Your task
Please transcribe the records precisely; pictures stay out of your copy.
--- start Provided data ---
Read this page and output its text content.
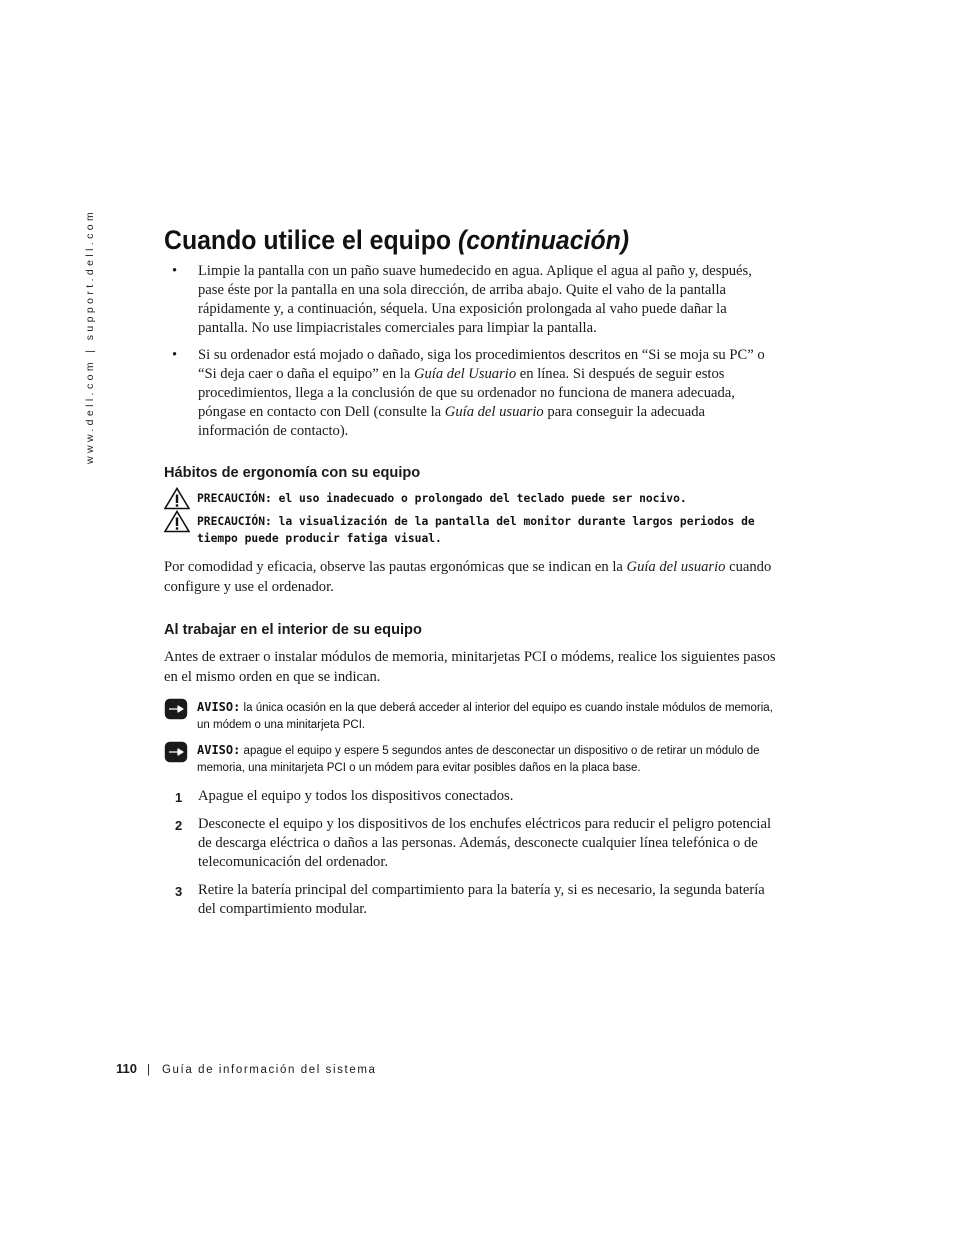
www.dell.com | support.dell.com	Cuando utilice el equipo (continuación)
• Limpie la pantalla con un paño suave humedecido en agua. Aplique el agua al paño y, después, pase éste por la pantalla en una sola dirección, de arriba abajo. Quite el vaho de la pantalla rápidamente y, a continuación, séquela. Una exposición prolongada al vaho puede dañar la pantalla. No use limpiacristales comerciales para limpiar la pantalla.
• Si su ordenador está mojado o dañado, siga los procedimientos descritos en “Si se moja su PC” o “Si deja caer o daña el equipo” en la Guía del Usuario en línea. Si después de seguir estos procedimientos, llega a la conclusión de que su ordenador no funciona de manera adecuada, póngase en contacto con Dell (consulte la Guía del usuario para conseguir la adecuada información de contacto).
Hábitos de ergonomía con su equipo
PRECAUCIÓN: el uso inadecuado o prolongado del teclado puede ser nocivo.
PRECAUCIÓN: la visualización de la pantalla del monitor durante largos periodos de tiempo puede producir fatiga visual.

Por comodidad y eficacia, observe las pautas ergonómicas que se indican en la Guía del usuario cuando configure y use el ordenador.

Al trabajar en el interior de su equipo

Antes de extraer o instalar módulos de memoria, minitarjetas PCI o módems, realice los siguientes pasos en el mismo orden en que se indican.

AVISO: la única ocasión en la que deberá acceder al interior del equipo es cuando instale módulos de memoria, un módem o una minitarjeta PCI.
AVISO: apague el equipo y espere 5 segundos antes de desconectar un dispositivo o de retirar un módulo de memoria, una minitarjeta PCI o un módem para evitar posibles daños en la placa base.
1 Apague el equipo y todos los dispositivos conectados.
2 Desconecte el equipo y los dispositivos de los enchufes eléctricos para reducir el peligro potencial de descarga eléctrica o daños a las personas. Además, desconecte cualquier línea telefónica o de telecomunicación del ordenador.
3 Retire la batería principal del compartimiento para la batería y, si es necesario, la segunda batería del compartimiento modular.
110 | Guía de información del sistema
--- end Provided data ---
Solution below
Read this page and output its text content.
www.dell.com | support.dell.com	Cuando utilice el equipo (continuación)
• Limpie la pantalla con un paño suave humedecido en agua. Aplique el agua al paño y, después, pase éste por la pantalla en una sola dirección, de arriba abajo. Quite el vaho de la pantalla rápidamente y, a continuación, séquela. Una exposición prolongada al vaho puede dañar la pantalla. No use limpiacristales comerciales para limpiar la pantalla.
• Si su ordenador está mojado o dañado, siga los procedimientos descritos en “Si se moja su PC” o “Si deja caer o daña el equipo” en la Guía del Usuario en línea. Si después de seguir estos procedimientos, llega a la conclusión de que su ordenador no funciona de manera adecuada, póngase en contacto con Dell (consulte la Guía del usuario para conseguir la adecuada información de contacto).
Hábitos de ergonomía con su equipo
PRECAUCIÓN: el uso inadecuado o prolongado del teclado puede ser nocivo.
PRECAUCIÓN: la visualización de la pantalla del monitor durante largos periodos de tiempo puede producir fatiga visual.

Por comodidad y eficacia, observe las pautas ergonómicas que se indican en la Guía del usuario cuando configure y use el ordenador.

Al trabajar en el interior de su equipo

Antes de extraer o instalar módulos de memoria, minitarjetas PCI o módems, realice los siguientes pasos en el mismo orden en que se indican.

AVISO: la única ocasión en la que deberá acceder al interior del equipo es cuando instale módulos de memoria, un módem o una minitarjeta PCI.
AVISO: apague el equipo y espere 5 segundos antes de desconectar un dispositivo o de retirar un módulo de memoria, una minitarjeta PCI o un módem para evitar posibles daños en la placa base.
1 Apague el equipo y todos los dispositivos conectados.
2 Desconecte el equipo y los dispositivos de los enchufes eléctricos para reducir el peligro potencial de descarga eléctrica o daños a las personas. Además, desconecte cualquier línea telefónica o de telecomunicación del ordenador.
3 Retire la batería principal del compartimiento para la batería y, si es necesario, la segunda batería del compartimiento modular.
110 | Guía de información del sistema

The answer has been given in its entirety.